» What the exercise asks: Write out each line exactly as given. Leave the pictures out of your copy.

____________________

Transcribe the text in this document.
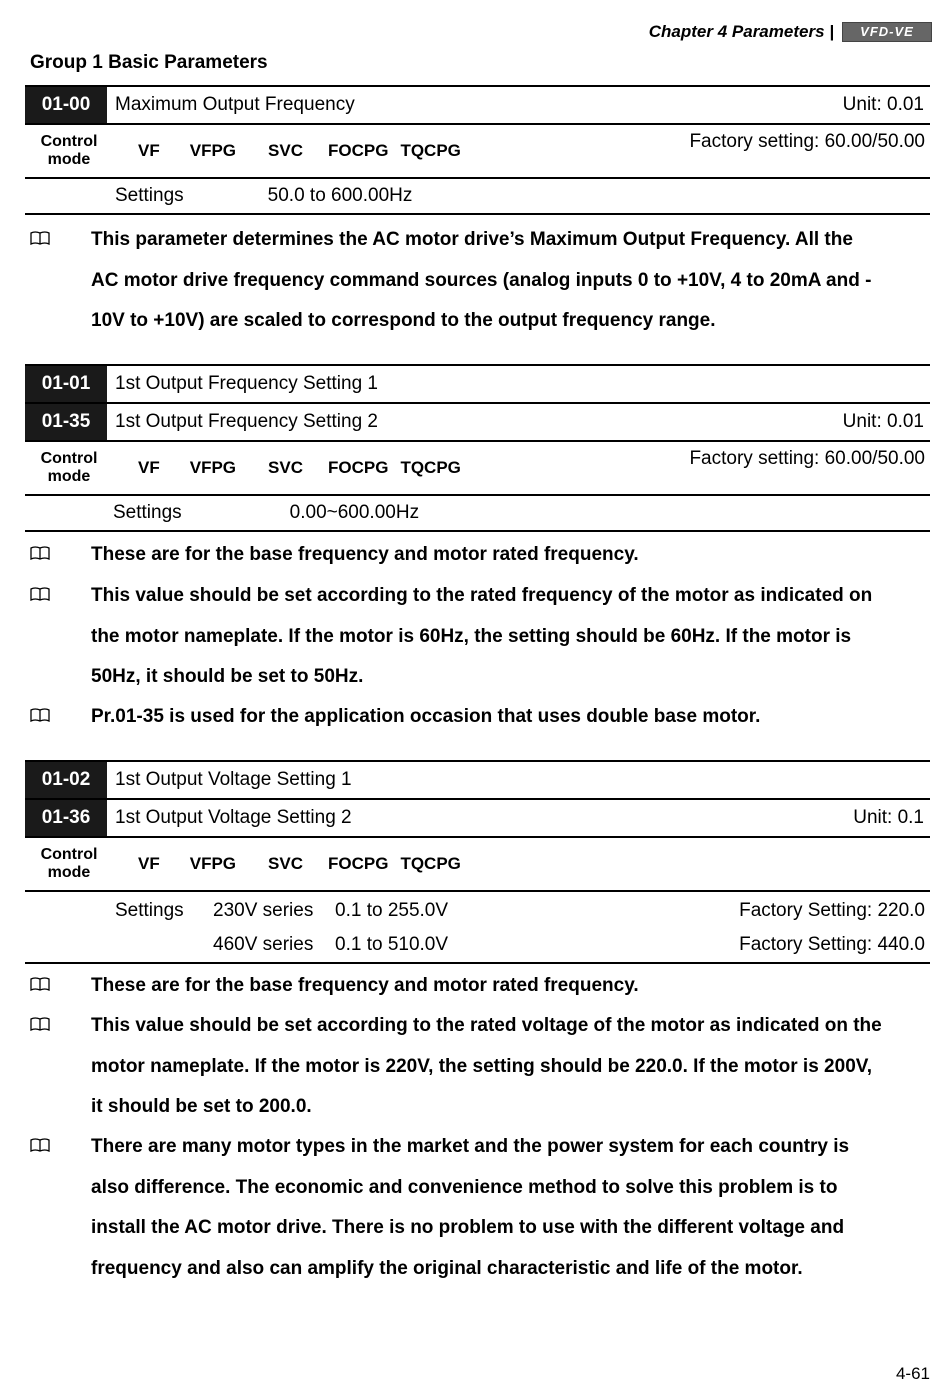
Chapter 4 Parameters |	VFD-VE
Group 1 Basic Parameters
01-00	Maximum Output Frequency	Unit: 0.01
Control
mode	VF VFPG SVC FOCPG TQCPG	Factory setting: 60.00/50.00
Settings	50.0 to 600.00Hz
This parameter determines the AC motor drive’s Maximum Output Frequency. All the
AC motor drive frequency command sources (analog inputs 0 to +10V, 4 to 20mA and -
10V to +10V) are scaled to correspond to the output frequency range.
01-01	1st Output Frequency Setting 1
01-35	1st Output Frequency Setting 2	Unit: 0.01
Control
mode	VF VFPG SVC FOCPG TQCPG	Factory setting: 60.00/50.00
Settings	0.00~600.00Hz
These are for the base frequency and motor rated frequency.
This value should be set according to the rated frequency of the motor as indicated on
the motor nameplate. If the motor is 60Hz, the setting should be 60Hz. If the motor is
50Hz, it should be set to 50Hz.
Pr.01-35 is used for the application occasion that uses double base motor.
01-02	1st Output Voltage Setting 1
01-36	1st Output Voltage Setting 2	Unit: 0.1
Control
mode	VF VFPG SVC FOCPG TQCPG
Settings	230V series	0.1 to 255.0V	Factory Setting: 220.0
460V series	0.1 to 510.0V	Factory Setting: 440.0
These are for the base frequency and motor rated frequency.
This value should be set according to the rated voltage of the motor as indicated on the
motor nameplate. If the motor is 220V, the setting should be 220.0. If the motor is 200V,
it should be set to 200.0.
There are many motor types in the market and the power system for each country is
also difference. The economic and convenience method to solve this problem is to
install the AC motor drive. There is no problem to use with the different voltage and
frequency and also can amplify the original characteristic and life of the motor.
4-61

____________________

» Solution below:
Transcribe the text in this document.
Chapter 4 Parameters |	VFD-VE
Group 1 Basic Parameters
01-00	Maximum Output Frequency	Unit: 0.01
Control
mode	VF VFPG SVC FOCPG TQCPG	Factory setting: 60.00/50.00
Settings	50.0 to 600.00Hz
This parameter determines the AC motor drive’s Maximum Output Frequency. All the
AC motor drive frequency command sources (analog inputs 0 to +10V, 4 to 20mA and -
10V to +10V) are scaled to correspond to the output frequency range.
01-01	1st Output Frequency Setting 1
01-35	1st Output Frequency Setting 2	Unit: 0.01
Control
mode	VF VFPG SVC FOCPG TQCPG	Factory setting: 60.00/50.00
Settings	0.00~600.00Hz
These are for the base frequency and motor rated frequency.
This value should be set according to the rated frequency of the motor as indicated on
the motor nameplate. If the motor is 60Hz, the setting should be 60Hz. If the motor is
50Hz, it should be set to 50Hz.
Pr.01-35 is used for the application occasion that uses double base motor.
01-02	1st Output Voltage Setting 1
01-36	1st Output Voltage Setting 2	Unit: 0.1
Control
mode	VF VFPG SVC FOCPG TQCPG
Settings	230V series	0.1 to 255.0V	Factory Setting: 220.0
460V series	0.1 to 510.0V	Factory Setting: 440.0
These are for the base frequency and motor rated frequency.
This value should be set according to the rated voltage of the motor as indicated on the
motor nameplate. If the motor is 220V, the setting should be 220.0. If the motor is 200V,
it should be set to 200.0.
There are many motor types in the market and the power system for each country is
also difference. The economic and convenience method to solve this problem is to
install the AC motor drive. There is no problem to use with the different voltage and
frequency and also can amplify the original characteristic and life of the motor.
4-61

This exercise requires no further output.